● SHORT PROBLEM: Locate the lines of the listing below that hold "heading", then copy each of them.

● RECORDS SUPPLIED:
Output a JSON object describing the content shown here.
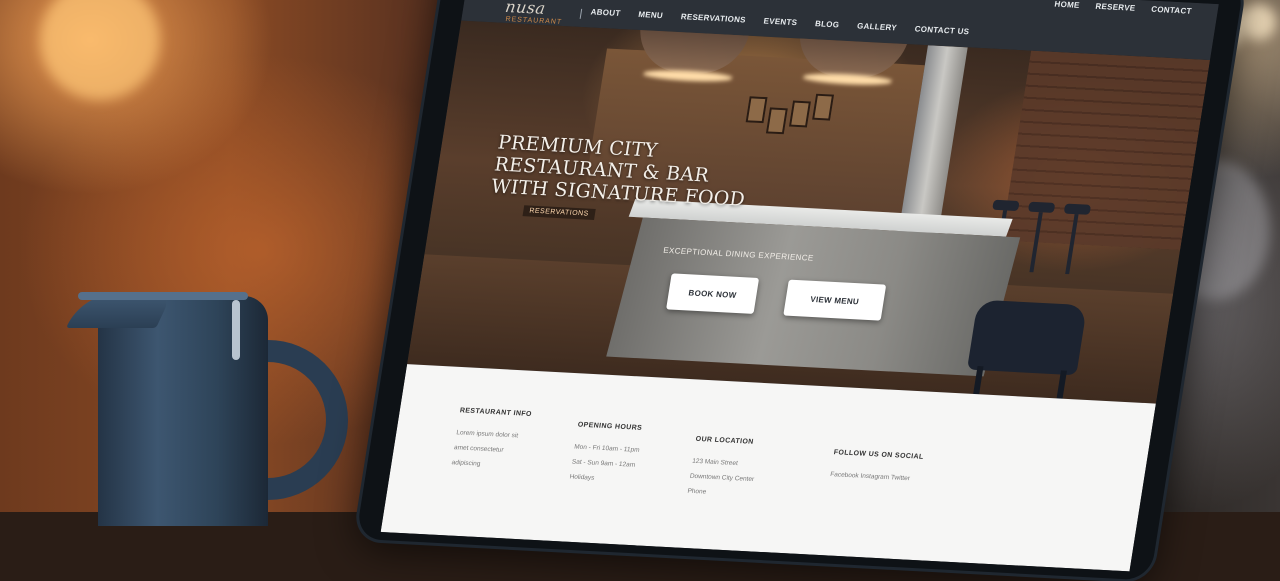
{
  "site": {
    "logo": "nusa",
    "logo_sub": "RESTAURANT"
  },
  "nav": {
    "top_links": [
      "HOME",
      "RESERVE",
      "CONTACT"
    ],
    "items": [
      "ABOUT",
      "MENU",
      "RESERVATIONS",
      "EVENTS",
      "BLOG",
      "GALLERY",
      "CONTACT US"
    ]
  },
  "hero": {
    "title_line1": "PREMIUM CITY",
    "title_line2": "RESTAURANT & BAR",
    "title_line3": "WITH SIGNATURE FOOD",
    "badge": "RESERVATIONS",
    "subtitle": "EXCEPTIONAL DINING EXPERIENCE",
    "button_primary": "BOOK NOW",
    "button_secondary": "VIEW MENU"
  },
  "footer": {
    "columns": [
      {
        "heading": "RESTAURANT INFO",
        "lines": [
          "Lorem ipsum dolor sit",
          "amet consectetur",
          "adipiscing"
        ]
      },
      {
        "heading": "OPENING HOURS",
        "lines": [
          "Mon - Fri 10am - 11pm",
          "Sat - Sun 9am - 12am",
          "Holidays"
        ]
      },
      {
        "heading": "OUR LOCATION",
        "lines": [
          "123 Main Street",
          "Downtown City Center",
          "Phone"
        ]
      },
      {
        "heading": "FOLLOW US ON SOCIAL",
        "lines": [
          "Facebook Instagram Twitter"
        ]
      }
    ]
  },
  "colors": {
    "nav_bg": "#2c3138",
    "accent": "#cf8a4a",
    "button_bg": "#ffffff",
    "footer_bg": "#f6f6f5"
  }
}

● RIGHT ANSWER:
        "heading": "RESTAURANT INFO",
        "heading": "OPENING HOURS",
        "heading": "OUR LOCATION",
        "heading": "FOLLOW US ON SOCIAL",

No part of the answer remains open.